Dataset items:
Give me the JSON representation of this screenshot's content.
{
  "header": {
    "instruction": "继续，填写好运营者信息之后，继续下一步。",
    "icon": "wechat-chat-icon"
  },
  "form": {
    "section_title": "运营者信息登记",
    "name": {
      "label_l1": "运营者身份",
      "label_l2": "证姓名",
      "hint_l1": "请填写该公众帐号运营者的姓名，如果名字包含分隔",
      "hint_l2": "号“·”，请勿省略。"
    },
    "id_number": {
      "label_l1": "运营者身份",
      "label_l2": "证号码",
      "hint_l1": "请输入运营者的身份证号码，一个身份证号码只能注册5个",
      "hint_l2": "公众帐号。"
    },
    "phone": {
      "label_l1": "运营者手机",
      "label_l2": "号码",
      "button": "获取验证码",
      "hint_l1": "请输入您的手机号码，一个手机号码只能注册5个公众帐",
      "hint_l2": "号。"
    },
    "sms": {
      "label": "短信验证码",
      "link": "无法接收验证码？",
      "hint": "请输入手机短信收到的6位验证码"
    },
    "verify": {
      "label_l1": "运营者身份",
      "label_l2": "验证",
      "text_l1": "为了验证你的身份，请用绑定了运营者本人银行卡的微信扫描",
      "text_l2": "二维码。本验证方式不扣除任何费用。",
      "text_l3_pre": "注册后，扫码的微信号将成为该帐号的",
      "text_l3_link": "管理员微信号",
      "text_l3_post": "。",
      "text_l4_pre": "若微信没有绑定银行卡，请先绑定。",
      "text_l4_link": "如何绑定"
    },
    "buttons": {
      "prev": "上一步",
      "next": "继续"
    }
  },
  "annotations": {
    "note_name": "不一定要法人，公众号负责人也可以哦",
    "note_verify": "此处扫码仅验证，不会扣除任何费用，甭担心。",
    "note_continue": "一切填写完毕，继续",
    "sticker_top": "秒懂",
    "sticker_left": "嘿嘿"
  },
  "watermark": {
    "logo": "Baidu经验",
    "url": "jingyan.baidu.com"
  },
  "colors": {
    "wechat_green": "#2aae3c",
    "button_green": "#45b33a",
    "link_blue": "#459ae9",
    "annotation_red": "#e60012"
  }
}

---

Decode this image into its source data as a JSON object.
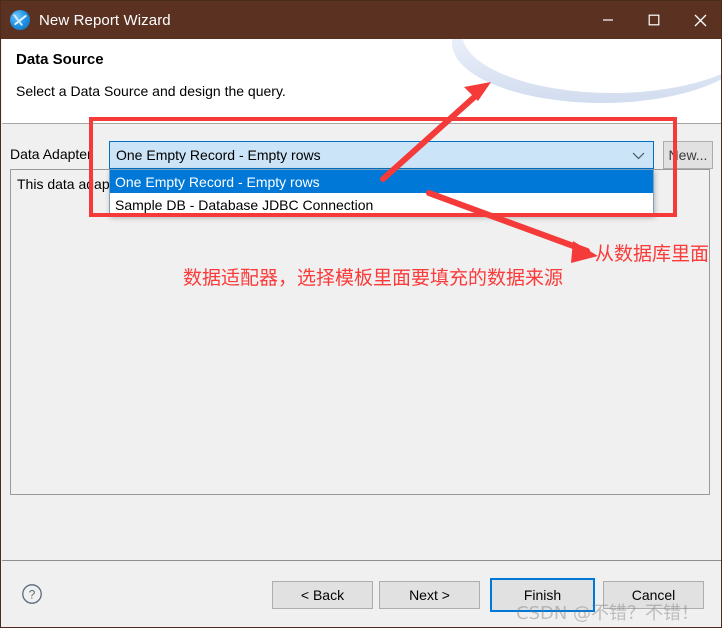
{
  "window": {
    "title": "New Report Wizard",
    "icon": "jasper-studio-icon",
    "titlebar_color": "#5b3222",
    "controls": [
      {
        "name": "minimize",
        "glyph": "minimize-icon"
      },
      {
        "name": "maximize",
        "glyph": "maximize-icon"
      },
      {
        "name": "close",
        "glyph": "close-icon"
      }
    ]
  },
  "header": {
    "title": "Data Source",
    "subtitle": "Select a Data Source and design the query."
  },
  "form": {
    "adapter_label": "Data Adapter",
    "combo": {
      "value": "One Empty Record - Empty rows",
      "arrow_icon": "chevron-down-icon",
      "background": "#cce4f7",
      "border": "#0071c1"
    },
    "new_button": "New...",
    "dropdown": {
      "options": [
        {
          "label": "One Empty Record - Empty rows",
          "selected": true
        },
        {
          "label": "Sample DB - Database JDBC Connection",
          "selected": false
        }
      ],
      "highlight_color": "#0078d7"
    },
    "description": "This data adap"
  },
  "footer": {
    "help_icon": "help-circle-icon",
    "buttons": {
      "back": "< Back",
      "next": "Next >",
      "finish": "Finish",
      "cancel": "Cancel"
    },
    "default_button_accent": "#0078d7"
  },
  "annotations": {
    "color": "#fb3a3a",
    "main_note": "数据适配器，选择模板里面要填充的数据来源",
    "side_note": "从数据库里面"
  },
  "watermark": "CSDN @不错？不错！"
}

---

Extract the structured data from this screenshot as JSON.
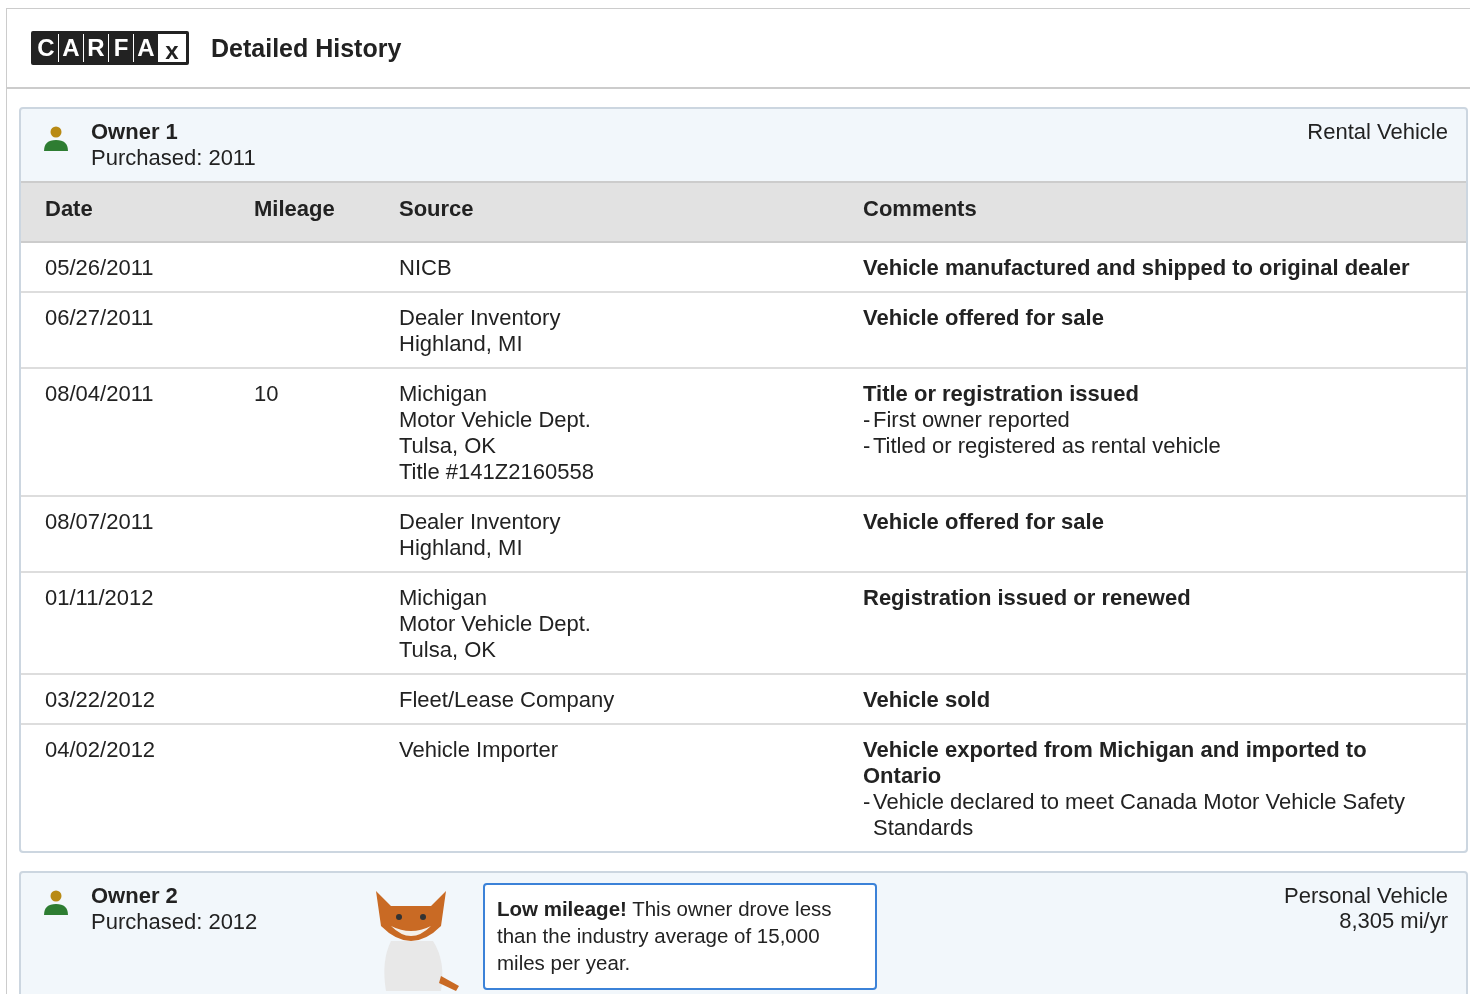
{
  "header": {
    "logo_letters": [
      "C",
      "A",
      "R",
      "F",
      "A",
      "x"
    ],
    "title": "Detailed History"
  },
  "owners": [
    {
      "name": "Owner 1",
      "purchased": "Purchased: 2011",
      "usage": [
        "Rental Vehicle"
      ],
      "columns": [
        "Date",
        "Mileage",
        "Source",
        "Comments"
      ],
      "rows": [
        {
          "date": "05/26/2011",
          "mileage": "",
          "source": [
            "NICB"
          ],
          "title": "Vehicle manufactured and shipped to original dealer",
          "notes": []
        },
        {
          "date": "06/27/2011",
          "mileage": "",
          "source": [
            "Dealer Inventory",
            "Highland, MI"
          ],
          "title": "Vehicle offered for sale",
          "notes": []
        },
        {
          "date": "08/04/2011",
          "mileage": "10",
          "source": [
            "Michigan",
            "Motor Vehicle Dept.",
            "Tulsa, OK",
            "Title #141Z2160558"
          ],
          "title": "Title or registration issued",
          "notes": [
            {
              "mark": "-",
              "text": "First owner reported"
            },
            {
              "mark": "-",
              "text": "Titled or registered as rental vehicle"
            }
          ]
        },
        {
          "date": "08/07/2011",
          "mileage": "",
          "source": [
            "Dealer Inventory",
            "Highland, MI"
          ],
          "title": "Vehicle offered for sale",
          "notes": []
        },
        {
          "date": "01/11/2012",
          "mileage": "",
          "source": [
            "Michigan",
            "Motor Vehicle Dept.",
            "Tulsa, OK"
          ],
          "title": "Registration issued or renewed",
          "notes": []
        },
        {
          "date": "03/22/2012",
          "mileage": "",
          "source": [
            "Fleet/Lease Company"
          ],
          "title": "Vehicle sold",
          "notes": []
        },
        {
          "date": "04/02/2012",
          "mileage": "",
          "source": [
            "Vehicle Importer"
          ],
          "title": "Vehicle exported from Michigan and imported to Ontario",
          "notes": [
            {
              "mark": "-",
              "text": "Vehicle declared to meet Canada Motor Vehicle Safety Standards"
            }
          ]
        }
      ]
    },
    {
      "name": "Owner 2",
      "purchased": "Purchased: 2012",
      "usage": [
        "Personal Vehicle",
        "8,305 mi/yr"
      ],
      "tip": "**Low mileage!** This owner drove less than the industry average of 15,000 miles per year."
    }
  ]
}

SET PROBLEM: Some lines of the data may hold the word "Purchased". Say how many do, with nothing else.

WRITTEN ANSWER: 2